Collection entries
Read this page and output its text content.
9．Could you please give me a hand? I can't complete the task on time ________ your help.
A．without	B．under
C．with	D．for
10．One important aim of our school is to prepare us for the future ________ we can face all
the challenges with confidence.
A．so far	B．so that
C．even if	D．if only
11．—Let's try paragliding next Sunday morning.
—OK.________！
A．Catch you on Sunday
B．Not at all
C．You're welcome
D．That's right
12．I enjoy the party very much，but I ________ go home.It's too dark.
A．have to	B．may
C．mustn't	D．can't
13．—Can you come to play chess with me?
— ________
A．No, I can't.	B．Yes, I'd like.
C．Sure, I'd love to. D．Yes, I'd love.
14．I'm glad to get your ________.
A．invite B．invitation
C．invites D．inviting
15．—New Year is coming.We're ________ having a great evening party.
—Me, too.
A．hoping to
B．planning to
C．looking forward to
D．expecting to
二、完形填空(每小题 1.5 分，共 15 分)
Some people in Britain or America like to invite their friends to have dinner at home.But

--

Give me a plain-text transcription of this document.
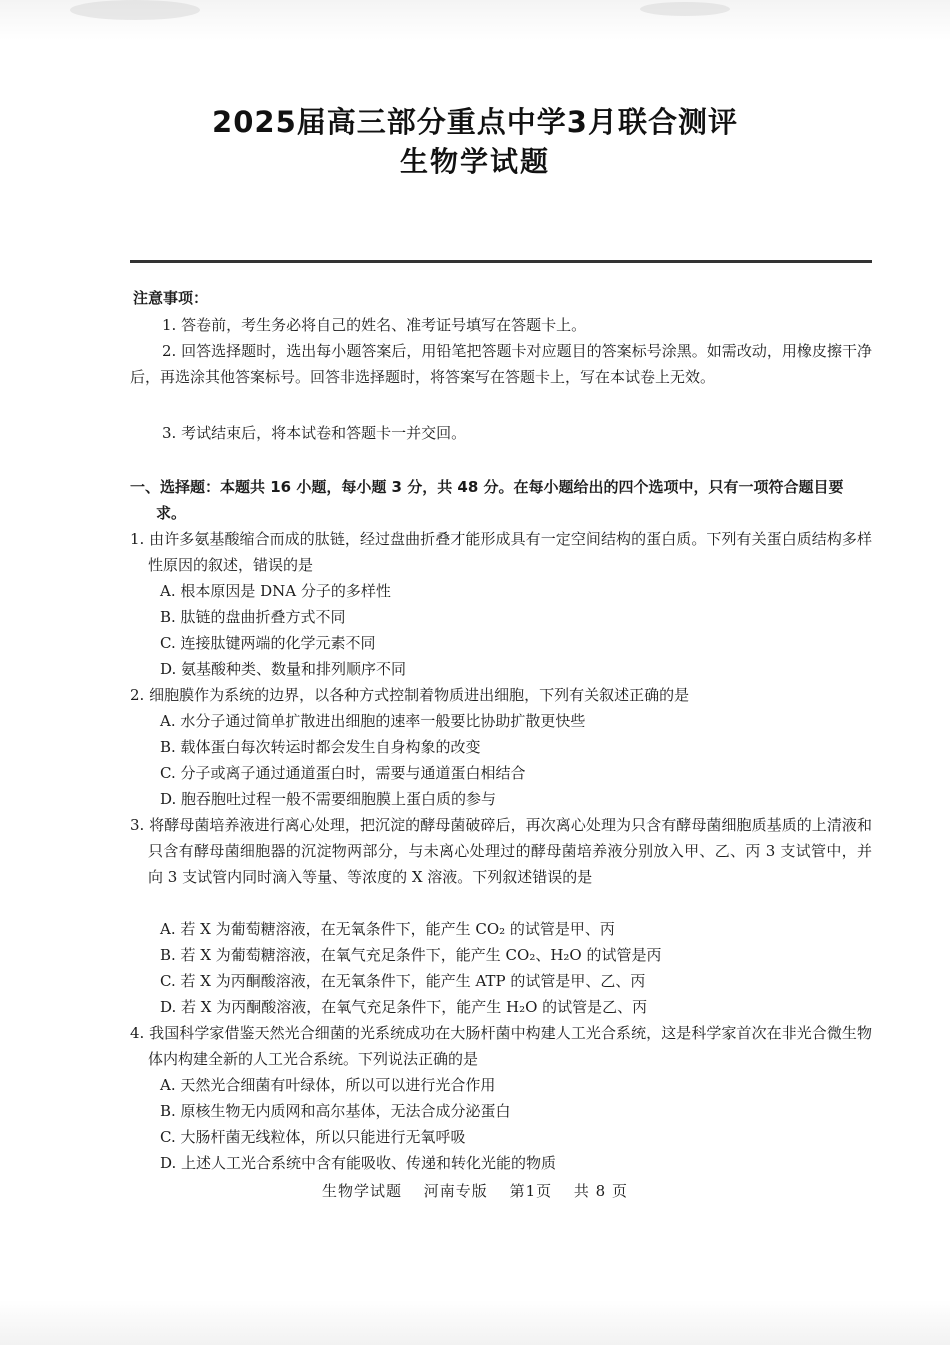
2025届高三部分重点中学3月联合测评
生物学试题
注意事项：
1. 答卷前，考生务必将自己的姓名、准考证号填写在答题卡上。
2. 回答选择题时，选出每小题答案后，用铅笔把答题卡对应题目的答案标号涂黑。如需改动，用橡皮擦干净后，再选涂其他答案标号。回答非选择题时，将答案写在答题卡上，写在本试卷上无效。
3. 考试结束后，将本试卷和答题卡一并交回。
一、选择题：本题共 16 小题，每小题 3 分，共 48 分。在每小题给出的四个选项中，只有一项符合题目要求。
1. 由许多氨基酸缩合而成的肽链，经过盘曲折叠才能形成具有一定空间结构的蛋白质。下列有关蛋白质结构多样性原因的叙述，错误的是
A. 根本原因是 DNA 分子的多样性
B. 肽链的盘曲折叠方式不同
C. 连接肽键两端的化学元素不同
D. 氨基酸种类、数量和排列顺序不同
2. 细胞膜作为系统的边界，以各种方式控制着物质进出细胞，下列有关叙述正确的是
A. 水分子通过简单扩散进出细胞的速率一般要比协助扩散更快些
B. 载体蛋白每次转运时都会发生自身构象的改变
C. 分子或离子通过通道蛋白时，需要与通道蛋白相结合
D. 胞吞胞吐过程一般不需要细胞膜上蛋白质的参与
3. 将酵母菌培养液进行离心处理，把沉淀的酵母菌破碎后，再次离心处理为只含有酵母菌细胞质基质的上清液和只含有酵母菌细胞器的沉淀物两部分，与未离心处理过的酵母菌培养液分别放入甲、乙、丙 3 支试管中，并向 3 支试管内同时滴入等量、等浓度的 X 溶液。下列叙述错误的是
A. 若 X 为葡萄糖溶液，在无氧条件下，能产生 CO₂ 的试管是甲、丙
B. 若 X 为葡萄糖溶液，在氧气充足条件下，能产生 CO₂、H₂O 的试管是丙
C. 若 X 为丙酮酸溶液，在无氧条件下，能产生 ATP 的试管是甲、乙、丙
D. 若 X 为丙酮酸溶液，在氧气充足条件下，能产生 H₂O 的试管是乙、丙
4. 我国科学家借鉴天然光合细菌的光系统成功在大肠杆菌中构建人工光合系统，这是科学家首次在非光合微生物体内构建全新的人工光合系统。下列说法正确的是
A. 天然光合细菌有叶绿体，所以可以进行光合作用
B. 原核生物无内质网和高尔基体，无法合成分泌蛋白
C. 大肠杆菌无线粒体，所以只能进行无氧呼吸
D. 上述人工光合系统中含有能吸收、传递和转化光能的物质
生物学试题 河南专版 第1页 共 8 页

SHORT TASK:
Above are the records. Identify each line that contains the word "为丙酮酸溶液".

TASK ANSWER:
C. 若 X 为丙酮酸溶液，在无氧条件下，能产生 ATP 的试管是甲、乙、丙
D. 若 X 为丙酮酸溶液，在氧气充足条件下，能产生 H₂O 的试管是乙、丙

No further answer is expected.